> **Set task**
Write out, precisely and in full, each line of the material.

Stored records
===
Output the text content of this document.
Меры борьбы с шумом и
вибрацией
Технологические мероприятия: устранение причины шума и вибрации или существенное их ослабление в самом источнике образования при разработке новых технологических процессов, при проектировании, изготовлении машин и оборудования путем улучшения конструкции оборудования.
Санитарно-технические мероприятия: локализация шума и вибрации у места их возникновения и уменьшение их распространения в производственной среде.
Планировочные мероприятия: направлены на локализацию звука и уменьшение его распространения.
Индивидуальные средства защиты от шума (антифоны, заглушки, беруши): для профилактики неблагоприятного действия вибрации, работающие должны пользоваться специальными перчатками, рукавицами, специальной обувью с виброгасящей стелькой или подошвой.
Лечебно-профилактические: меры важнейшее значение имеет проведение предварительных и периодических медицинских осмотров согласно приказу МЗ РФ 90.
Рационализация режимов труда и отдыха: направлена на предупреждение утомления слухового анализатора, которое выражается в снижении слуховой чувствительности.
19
===
> **Answer to this task**
Output the text content of this document.
Меры борьбы с шумом и
вибрацией
Технологические мероприятия: устранение причины шума и вибрации или существенное их ослабление в самом источнике образования при разработке новых технологических процессов, при проектировании, изготовлении машин и оборудования путем улучшения конструкции оборудования.
Санитарно-технические мероприятия: локализация шума и вибрации у места их возникновения и уменьшение их распространения в производственной среде.
Планировочные мероприятия: направлены на локализацию звука и уменьшение его распространения.
Индивидуальные средства защиты от шума (антифоны, заглушки, беруши): для профилактики неблагоприятного действия вибрации, работающие должны пользоваться специальными перчатками, рукавицами, специальной обувью с виброгасящей стелькой или подошвой.
Лечебно-профилактические: меры важнейшее значение имеет проведение предварительных и периодических медицинских осмотров согласно приказу МЗ РФ 90.
Рационализация режимов труда и отдыха: направлена на предупреждение утомления слухового анализатора, которое выражается в снижении слуховой чувствительности.
19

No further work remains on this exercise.